┌─ Record excerpts

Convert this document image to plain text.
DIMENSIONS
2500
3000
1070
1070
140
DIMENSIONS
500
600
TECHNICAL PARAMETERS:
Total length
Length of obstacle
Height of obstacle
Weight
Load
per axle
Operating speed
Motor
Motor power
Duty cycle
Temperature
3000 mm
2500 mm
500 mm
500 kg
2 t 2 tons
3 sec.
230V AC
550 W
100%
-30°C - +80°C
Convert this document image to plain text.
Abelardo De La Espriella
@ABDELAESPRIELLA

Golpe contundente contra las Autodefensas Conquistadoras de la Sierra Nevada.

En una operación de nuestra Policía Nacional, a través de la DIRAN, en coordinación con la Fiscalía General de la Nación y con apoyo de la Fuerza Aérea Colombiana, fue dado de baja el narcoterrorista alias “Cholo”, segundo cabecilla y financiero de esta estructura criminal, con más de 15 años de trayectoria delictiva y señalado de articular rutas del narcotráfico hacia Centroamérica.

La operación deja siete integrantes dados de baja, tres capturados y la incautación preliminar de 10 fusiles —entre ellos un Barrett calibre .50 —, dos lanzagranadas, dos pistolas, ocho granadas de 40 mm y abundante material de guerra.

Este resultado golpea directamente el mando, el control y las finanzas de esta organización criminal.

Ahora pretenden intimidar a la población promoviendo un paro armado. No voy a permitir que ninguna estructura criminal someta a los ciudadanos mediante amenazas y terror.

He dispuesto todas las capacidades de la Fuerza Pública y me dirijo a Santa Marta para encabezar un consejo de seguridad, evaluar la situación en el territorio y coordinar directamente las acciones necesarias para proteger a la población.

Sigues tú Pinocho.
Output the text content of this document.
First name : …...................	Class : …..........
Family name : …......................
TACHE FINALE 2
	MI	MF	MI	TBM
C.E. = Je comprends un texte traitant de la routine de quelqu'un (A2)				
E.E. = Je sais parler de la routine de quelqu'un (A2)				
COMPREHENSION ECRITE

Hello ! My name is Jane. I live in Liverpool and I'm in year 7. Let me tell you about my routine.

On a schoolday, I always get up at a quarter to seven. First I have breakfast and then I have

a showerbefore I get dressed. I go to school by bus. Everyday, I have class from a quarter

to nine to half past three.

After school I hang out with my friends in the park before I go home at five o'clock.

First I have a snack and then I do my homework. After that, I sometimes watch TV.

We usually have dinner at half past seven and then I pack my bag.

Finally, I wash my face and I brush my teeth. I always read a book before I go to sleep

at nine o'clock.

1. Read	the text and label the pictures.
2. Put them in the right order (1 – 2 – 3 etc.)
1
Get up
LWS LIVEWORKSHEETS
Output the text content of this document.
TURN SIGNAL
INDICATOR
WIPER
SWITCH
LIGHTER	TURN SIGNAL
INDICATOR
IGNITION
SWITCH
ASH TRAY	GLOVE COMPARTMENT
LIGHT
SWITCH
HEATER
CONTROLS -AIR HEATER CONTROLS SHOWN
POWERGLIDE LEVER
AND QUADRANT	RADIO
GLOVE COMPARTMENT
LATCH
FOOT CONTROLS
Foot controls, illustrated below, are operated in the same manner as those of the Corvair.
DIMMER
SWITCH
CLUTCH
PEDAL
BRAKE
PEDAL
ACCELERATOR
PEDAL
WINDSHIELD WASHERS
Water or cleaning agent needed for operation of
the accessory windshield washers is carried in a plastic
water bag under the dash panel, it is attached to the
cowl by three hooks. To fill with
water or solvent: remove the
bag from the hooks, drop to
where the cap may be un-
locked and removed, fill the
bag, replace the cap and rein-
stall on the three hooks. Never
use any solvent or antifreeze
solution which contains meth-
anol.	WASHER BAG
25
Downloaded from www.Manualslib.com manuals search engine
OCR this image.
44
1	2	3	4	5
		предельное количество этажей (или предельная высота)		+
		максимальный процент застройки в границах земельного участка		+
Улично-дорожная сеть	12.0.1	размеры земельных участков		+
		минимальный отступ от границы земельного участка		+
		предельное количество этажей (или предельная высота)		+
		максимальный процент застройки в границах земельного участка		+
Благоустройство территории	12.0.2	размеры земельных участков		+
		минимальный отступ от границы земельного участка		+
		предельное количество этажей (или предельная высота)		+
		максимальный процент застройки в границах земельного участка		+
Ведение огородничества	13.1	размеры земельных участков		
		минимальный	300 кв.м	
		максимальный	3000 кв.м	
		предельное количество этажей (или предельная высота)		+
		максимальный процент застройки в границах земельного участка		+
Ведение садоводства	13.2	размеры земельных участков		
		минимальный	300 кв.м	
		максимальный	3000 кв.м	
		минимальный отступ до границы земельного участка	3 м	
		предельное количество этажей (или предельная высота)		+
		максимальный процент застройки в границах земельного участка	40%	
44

└─

▶ _Task_
State the number of lines in these entries that include the string "estructura". Provide nothing beyond that number.

▶ _The output_
2